Dataset excerpt:

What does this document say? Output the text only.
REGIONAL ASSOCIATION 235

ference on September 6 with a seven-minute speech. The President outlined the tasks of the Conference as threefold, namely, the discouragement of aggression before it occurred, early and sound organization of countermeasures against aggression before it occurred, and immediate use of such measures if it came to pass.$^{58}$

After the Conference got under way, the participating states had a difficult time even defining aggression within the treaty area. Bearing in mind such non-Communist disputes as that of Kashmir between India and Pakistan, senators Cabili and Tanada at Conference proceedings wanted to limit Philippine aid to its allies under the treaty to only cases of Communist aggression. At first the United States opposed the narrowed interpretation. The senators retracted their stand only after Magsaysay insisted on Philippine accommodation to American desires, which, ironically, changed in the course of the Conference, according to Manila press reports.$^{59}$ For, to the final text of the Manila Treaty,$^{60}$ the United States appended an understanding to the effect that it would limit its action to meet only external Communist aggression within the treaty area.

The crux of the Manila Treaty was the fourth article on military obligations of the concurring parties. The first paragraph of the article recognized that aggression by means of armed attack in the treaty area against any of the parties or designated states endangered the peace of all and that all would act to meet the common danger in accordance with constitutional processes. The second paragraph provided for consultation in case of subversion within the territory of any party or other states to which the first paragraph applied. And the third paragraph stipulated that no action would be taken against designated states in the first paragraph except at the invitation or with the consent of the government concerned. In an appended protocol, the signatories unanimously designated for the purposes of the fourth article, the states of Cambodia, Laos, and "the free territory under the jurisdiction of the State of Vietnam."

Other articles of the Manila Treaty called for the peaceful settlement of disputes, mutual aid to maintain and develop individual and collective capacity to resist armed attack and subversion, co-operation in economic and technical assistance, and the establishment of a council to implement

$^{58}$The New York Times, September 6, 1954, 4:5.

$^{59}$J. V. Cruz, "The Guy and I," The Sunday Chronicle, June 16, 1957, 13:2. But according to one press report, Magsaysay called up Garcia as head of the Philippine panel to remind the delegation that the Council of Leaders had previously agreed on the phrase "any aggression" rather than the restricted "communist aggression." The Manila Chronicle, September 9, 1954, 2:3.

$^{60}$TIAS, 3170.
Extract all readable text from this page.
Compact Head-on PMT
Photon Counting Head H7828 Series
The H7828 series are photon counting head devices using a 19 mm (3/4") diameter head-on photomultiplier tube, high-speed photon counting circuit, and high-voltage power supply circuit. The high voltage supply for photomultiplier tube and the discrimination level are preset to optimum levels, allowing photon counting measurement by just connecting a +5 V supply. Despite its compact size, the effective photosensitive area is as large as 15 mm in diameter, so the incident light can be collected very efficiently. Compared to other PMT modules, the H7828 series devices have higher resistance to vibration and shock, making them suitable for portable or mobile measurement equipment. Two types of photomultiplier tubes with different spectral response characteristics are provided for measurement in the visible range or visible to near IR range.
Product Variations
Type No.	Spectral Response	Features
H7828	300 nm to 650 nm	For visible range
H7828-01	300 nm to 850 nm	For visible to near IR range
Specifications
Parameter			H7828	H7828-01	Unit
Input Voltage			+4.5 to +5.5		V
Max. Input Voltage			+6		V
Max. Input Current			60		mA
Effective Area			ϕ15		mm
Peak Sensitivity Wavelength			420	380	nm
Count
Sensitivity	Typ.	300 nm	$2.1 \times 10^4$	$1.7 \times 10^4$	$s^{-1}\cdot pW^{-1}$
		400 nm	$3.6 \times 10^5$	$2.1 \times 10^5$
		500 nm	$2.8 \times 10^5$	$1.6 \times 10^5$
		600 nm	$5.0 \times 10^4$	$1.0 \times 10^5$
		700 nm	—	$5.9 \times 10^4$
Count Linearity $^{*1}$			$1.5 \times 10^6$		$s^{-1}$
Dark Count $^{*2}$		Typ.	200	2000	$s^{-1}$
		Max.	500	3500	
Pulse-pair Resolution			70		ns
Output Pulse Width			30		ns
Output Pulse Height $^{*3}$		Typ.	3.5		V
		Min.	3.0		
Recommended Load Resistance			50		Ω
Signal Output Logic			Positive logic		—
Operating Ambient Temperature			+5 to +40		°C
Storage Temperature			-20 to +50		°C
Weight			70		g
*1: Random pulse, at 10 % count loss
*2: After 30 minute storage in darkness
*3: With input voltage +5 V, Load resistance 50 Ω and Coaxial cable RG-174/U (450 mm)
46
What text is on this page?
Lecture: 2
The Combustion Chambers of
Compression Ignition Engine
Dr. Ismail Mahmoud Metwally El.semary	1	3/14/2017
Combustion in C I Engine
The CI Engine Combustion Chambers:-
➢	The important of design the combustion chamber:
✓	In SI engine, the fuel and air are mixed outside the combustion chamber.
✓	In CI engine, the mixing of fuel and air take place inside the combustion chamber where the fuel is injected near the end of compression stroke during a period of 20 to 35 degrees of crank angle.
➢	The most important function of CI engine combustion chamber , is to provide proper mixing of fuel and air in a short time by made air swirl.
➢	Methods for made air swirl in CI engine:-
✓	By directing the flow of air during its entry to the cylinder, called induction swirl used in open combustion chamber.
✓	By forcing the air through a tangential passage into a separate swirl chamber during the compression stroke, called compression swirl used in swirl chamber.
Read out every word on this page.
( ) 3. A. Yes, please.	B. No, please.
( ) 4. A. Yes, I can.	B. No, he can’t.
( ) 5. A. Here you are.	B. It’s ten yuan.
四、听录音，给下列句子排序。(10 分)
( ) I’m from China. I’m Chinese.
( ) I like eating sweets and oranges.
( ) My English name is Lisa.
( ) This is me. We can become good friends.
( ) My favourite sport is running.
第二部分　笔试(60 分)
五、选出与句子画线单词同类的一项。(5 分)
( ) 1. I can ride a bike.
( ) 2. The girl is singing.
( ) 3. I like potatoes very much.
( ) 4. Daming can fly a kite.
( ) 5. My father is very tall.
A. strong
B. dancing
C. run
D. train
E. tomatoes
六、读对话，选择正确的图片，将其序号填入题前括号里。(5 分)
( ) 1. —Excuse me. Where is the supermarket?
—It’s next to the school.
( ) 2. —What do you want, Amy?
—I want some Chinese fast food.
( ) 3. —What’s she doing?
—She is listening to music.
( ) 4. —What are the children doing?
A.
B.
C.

What to work on:
Report how many lines of the records above contain the word "used", and give only that number.

Solution to this task:
2